> [STATED EXERCISE]:
In the material below, list every line carrying the string "something".

Collected data
begin

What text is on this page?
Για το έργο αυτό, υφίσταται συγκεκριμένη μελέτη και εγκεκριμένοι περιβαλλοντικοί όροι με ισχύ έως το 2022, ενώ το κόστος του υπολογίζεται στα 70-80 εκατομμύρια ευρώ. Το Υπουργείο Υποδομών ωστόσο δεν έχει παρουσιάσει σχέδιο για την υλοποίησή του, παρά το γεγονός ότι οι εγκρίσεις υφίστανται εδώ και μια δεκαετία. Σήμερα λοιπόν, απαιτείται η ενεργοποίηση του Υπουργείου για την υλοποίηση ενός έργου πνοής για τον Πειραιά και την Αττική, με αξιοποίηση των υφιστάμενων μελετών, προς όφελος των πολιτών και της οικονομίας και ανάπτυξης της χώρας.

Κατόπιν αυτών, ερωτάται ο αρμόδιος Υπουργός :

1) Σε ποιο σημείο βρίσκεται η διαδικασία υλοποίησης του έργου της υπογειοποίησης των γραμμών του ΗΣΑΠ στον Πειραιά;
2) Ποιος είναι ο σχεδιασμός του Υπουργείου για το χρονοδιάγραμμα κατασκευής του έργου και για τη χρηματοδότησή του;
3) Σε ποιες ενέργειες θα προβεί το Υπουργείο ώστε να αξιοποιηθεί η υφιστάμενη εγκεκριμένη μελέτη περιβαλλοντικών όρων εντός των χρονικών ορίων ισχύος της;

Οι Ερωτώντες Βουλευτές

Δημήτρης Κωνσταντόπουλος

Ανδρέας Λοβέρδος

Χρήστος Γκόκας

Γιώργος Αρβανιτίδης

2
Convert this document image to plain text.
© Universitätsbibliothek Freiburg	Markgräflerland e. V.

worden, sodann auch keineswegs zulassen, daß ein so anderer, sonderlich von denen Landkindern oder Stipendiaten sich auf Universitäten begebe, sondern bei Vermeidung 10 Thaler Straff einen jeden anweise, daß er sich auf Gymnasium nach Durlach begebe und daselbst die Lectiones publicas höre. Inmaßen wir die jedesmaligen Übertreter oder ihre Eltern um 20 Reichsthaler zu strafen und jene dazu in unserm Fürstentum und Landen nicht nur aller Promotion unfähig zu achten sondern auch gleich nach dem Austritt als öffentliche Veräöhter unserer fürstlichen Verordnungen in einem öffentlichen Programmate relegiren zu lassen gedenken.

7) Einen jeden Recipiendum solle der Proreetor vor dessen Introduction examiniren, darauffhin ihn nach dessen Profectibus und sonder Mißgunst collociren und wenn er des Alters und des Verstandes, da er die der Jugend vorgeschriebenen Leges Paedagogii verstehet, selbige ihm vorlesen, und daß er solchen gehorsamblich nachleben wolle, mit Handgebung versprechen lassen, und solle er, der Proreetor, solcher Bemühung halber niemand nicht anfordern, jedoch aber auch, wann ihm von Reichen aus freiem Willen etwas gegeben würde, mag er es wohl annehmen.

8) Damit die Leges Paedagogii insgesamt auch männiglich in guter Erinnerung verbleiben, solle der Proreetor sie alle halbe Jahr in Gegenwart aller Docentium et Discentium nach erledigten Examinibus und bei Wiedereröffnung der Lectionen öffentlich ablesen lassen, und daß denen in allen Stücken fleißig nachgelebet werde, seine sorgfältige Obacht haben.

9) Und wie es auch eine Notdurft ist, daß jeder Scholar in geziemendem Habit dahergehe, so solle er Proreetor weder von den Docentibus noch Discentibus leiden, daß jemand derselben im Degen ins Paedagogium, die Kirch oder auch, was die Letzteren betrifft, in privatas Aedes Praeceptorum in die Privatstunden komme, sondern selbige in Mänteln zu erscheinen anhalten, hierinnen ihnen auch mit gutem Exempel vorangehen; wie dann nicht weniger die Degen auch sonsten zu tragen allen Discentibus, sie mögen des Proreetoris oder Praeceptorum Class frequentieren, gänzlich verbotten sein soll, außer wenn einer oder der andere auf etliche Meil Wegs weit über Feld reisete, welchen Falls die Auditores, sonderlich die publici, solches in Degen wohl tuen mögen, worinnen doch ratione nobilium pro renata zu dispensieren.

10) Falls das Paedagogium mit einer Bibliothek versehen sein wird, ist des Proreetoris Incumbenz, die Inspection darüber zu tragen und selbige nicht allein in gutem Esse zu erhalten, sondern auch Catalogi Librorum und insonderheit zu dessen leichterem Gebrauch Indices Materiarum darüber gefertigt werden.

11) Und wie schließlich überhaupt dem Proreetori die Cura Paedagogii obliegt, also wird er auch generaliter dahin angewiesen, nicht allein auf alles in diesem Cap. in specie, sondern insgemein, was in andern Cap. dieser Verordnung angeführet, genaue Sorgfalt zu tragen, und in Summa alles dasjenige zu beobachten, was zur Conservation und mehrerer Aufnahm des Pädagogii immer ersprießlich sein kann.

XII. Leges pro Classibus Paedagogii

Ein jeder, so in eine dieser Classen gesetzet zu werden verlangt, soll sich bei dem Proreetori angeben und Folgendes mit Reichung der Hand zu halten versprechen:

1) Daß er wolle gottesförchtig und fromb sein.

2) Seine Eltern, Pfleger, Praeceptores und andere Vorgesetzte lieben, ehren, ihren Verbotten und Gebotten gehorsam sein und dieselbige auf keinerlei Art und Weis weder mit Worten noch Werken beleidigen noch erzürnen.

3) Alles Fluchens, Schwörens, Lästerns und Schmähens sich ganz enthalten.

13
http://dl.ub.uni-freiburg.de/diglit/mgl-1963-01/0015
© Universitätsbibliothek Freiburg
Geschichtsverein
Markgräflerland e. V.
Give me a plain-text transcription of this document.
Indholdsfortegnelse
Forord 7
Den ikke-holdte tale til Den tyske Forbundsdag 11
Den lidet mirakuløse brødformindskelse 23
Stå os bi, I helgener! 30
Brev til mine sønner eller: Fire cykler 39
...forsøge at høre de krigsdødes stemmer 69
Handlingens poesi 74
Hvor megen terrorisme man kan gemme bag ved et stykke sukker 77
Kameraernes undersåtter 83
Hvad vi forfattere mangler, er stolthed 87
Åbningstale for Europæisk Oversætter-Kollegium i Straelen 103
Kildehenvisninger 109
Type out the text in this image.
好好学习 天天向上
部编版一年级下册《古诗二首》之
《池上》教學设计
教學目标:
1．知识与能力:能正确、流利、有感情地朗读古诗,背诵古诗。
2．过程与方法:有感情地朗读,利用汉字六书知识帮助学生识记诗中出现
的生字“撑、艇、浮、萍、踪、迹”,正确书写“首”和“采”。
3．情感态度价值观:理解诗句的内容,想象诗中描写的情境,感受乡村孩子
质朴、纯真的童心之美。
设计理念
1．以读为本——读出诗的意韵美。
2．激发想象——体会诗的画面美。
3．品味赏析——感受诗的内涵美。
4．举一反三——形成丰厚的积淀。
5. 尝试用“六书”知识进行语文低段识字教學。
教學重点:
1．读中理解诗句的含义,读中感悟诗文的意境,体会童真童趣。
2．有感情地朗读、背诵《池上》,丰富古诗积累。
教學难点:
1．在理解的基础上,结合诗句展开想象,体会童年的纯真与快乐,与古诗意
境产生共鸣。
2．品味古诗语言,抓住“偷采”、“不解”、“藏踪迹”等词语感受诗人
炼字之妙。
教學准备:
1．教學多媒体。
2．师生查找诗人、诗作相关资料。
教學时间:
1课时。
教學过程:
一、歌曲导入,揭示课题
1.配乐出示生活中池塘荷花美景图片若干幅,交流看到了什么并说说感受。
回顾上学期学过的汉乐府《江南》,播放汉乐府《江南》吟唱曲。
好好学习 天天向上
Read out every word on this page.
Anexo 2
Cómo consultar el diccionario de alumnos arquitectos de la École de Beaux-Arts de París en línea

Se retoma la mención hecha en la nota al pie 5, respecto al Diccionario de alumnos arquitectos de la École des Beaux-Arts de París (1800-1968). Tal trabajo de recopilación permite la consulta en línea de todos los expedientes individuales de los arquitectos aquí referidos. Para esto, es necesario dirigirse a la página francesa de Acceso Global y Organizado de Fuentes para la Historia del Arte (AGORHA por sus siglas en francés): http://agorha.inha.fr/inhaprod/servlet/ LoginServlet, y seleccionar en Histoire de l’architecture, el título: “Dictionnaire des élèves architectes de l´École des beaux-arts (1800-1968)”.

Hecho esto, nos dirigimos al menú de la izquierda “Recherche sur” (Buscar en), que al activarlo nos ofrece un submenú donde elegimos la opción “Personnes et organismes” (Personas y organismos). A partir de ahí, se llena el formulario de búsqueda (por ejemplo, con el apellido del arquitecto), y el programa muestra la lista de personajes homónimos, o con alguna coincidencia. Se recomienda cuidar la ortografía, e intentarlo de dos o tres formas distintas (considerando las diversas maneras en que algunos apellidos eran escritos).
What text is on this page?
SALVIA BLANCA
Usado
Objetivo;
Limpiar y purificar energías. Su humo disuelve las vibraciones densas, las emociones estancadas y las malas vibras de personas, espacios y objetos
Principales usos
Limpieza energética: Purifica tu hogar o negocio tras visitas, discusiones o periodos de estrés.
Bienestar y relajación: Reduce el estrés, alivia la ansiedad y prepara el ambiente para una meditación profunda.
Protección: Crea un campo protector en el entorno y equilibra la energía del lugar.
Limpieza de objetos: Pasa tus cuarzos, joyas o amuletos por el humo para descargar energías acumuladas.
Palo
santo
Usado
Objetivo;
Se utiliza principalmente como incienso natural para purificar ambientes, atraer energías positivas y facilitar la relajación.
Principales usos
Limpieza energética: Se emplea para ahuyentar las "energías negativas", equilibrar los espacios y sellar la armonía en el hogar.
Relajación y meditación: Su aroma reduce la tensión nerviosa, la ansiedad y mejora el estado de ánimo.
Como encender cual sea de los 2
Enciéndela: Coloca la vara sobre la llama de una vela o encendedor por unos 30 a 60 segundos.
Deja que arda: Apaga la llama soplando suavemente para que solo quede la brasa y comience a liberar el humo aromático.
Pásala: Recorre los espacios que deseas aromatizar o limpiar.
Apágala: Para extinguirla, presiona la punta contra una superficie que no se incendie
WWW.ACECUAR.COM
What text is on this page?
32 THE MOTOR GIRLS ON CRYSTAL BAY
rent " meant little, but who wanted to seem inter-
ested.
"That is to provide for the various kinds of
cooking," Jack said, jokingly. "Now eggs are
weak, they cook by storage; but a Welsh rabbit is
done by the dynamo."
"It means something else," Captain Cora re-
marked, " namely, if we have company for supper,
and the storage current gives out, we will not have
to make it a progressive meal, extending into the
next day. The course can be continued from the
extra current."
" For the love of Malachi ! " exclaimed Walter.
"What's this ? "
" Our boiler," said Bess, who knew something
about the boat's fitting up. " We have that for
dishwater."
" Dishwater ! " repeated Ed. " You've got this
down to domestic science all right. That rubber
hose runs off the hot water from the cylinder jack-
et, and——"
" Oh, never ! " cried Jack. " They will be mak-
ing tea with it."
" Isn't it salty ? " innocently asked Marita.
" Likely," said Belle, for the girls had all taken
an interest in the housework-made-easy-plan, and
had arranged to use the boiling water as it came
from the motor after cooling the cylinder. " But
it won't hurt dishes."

end

> [REPLY]:
"It means something else," Captain Cora re-
" Our boiler," said Bess, who knew something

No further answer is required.